** begin Dataset records **

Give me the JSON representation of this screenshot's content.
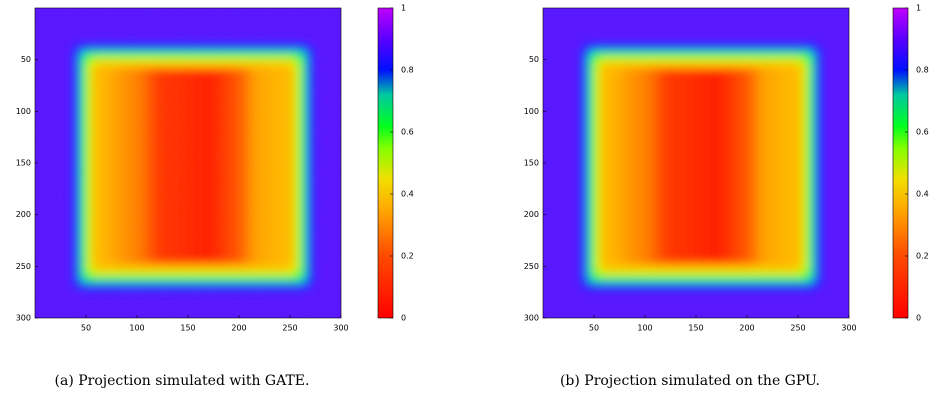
{
  "chart_data": [
    {
      "type": "heatmap",
      "xlim": [
        0,
        300
      ],
      "ylim": [
        0,
        300
      ],
      "xticks": [
        50,
        100,
        150,
        200,
        250,
        300
      ],
      "yticks": [
        50,
        100,
        150,
        200,
        250,
        300
      ],
      "colorbar": {
        "lim": [
          0,
          1
        ],
        "ticks": [
          0,
          0.2,
          0.4,
          0.6,
          0.8,
          1
        ]
      },
      "caption": "(a) Projection simulated with GATE."
    },
    {
      "type": "heatmap",
      "xlim": [
        0,
        300
      ],
      "ylim": [
        0,
        300
      ],
      "xticks": [
        50,
        100,
        150,
        200,
        250,
        300
      ],
      "yticks": [
        50,
        100,
        150,
        200,
        250,
        300
      ],
      "colorbar": {
        "lim": [
          0,
          1
        ],
        "ticks": [
          0,
          0.2,
          0.4,
          0.6,
          0.8,
          1
        ]
      },
      "caption": "(b) Projection simulated on the GPU."
    }
  ]
}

** end Dataset records **

Task description → Look through the entries above for the word "simulated". Copy every line where it shows up.

Exercise answer →
      "caption": "(a) Projection simulated with GATE."
      "caption": "(b) Projection simulated on the GPU."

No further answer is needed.